* _WHAT IS NEEDED_
Copy all records verbatim.
§
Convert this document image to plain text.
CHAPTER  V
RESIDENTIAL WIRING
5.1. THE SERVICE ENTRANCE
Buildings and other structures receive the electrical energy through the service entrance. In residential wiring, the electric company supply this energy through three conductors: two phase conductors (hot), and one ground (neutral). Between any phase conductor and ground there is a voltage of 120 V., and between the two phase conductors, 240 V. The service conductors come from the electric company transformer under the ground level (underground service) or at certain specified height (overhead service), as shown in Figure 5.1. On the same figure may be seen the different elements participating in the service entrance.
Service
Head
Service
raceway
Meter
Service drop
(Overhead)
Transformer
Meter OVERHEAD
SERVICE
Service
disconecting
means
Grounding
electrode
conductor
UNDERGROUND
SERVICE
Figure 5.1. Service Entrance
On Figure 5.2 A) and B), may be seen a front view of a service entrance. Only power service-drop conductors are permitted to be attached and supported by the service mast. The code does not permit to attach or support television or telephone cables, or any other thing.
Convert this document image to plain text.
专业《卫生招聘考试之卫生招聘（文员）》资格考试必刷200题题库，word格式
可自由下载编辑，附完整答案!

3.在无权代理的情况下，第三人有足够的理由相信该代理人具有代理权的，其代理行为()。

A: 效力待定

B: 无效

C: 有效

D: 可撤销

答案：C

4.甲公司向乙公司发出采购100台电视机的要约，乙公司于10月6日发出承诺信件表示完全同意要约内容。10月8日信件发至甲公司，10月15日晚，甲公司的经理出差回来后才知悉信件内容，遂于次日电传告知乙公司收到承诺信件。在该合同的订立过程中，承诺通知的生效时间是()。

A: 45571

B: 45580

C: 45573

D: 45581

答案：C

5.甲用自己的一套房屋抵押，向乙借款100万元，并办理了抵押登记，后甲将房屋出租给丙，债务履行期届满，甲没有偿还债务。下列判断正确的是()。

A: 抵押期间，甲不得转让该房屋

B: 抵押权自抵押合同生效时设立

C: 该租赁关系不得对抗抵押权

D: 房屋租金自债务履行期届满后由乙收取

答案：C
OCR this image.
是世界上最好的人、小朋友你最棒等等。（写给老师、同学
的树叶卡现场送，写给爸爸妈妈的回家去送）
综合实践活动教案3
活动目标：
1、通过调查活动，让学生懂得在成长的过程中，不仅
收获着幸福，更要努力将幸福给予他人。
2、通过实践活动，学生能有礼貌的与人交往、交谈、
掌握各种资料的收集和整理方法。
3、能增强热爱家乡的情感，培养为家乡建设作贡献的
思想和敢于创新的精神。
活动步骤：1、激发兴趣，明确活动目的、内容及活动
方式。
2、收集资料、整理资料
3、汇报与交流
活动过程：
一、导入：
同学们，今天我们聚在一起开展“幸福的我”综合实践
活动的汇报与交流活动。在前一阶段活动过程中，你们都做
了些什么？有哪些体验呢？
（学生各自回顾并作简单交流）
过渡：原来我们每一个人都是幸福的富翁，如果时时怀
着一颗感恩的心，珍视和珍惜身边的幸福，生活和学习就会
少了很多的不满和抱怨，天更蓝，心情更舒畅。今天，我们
§
* _FULL SOLUTION_
Convert this document image to plain text.
CHAPTER  V
RESIDENTIAL WIRING
5.1. THE SERVICE ENTRANCE
Buildings and other structures receive the electrical energy through the service entrance. In residential wiring, the electric company supply this energy through three conductors: two phase conductors (hot), and one ground (neutral). Between any phase conductor and ground there is a voltage of 120 V., and between the two phase conductors, 240 V. The service conductors come from the electric company transformer under the ground level (underground service) or at certain specified height (overhead service), as shown in Figure 5.1. On the same figure may be seen the different elements participating in the service entrance.
Service
Head
Service
raceway
Meter
Service drop
(Overhead)
Transformer
Meter OVERHEAD
SERVICE
Service
disconecting
means
Grounding
electrode
conductor
UNDERGROUND
SERVICE
Figure 5.1. Service Entrance
On Figure 5.2 A) and B), may be seen a front view of a service entrance. Only power service-drop conductors are permitted to be attached and supported by the service mast. The code does not permit to attach or support television or telephone cables, or any other thing.
Convert this document image to plain text.
专业《卫生招聘考试之卫生招聘（文员）》资格考试必刷200题题库，word格式
可自由下载编辑，附完整答案!

3.在无权代理的情况下，第三人有足够的理由相信该代理人具有代理权的，其代理行为()。

A: 效力待定

B: 无效

C: 有效

D: 可撤销

答案：C

4.甲公司向乙公司发出采购100台电视机的要约，乙公司于10月6日发出承诺信件表示完全同意要约内容。10月8日信件发至甲公司，10月15日晚，甲公司的经理出差回来后才知悉信件内容，遂于次日电传告知乙公司收到承诺信件。在该合同的订立过程中，承诺通知的生效时间是()。

A: 45571

B: 45580

C: 45573

D: 45581

答案：C

5.甲用自己的一套房屋抵押，向乙借款100万元，并办理了抵押登记，后甲将房屋出租给丙，债务履行期届满，甲没有偿还债务。下列判断正确的是()。

A: 抵押期间，甲不得转让该房屋

B: 抵押权自抵押合同生效时设立

C: 该租赁关系不得对抗抵押权

D: 房屋租金自债务履行期届满后由乙收取

答案：C
OCR this image.
是世界上最好的人、小朋友你最棒等等。（写给老师、同学
的树叶卡现场送，写给爸爸妈妈的回家去送）
综合实践活动教案3
活动目标：
1、通过调查活动，让学生懂得在成长的过程中，不仅
收获着幸福，更要努力将幸福给予他人。
2、通过实践活动，学生能有礼貌的与人交往、交谈、
掌握各种资料的收集和整理方法。
3、能增强热爱家乡的情感，培养为家乡建设作贡献的
思想和敢于创新的精神。
活动步骤：1、激发兴趣，明确活动目的、内容及活动
方式。
2、收集资料、整理资料
3、汇报与交流
活动过程：
一、导入：
同学们，今天我们聚在一起开展“幸福的我”综合实践
活动的汇报与交流活动。在前一阶段活动过程中，你们都做
了些什么？有哪些体验呢？
（学生各自回顾并作简单交流）
过渡：原来我们每一个人都是幸福的富翁，如果时时怀
着一颗感恩的心，珍视和珍惜身边的幸福，生活和学习就会
少了很多的不满和抱怨，天更蓝，心情更舒畅。今天，我们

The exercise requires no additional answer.